→ STATED GOAL: Scan the data. Collect each line that contains the word "الدراوردي".

→ DATA SUPPLIED:
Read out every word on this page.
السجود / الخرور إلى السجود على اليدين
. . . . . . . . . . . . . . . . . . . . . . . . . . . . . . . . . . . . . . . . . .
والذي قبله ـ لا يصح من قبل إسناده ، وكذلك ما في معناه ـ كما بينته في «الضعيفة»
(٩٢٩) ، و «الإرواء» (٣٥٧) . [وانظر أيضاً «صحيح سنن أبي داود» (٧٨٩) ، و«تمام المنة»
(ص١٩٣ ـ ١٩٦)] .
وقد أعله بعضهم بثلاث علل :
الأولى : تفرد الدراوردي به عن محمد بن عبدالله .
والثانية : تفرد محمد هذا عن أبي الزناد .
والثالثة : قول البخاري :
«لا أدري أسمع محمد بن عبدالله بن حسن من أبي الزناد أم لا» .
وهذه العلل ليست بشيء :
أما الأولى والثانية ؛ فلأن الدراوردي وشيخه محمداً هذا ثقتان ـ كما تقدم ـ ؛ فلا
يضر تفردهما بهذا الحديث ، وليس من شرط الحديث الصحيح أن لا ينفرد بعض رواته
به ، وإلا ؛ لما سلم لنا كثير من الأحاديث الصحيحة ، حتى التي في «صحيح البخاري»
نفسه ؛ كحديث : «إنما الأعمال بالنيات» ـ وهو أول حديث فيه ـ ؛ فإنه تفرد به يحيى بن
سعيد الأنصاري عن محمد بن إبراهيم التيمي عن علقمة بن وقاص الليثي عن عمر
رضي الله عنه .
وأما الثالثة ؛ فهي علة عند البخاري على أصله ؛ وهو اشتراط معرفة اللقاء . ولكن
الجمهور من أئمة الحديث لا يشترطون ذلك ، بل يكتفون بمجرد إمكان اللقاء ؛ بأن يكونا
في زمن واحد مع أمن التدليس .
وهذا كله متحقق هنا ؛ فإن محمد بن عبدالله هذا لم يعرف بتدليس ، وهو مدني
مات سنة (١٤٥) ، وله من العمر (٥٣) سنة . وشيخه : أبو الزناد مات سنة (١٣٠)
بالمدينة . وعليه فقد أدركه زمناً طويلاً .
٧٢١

→ REPLY:
الأولى : تفرد الدراوردي به عن محمد بن عبدالله .
أما الأولى والثانية ؛ فلأن الدراوردي وشيخه محمداً هذا ثقتان ـ كما تقدم ـ ؛ فلا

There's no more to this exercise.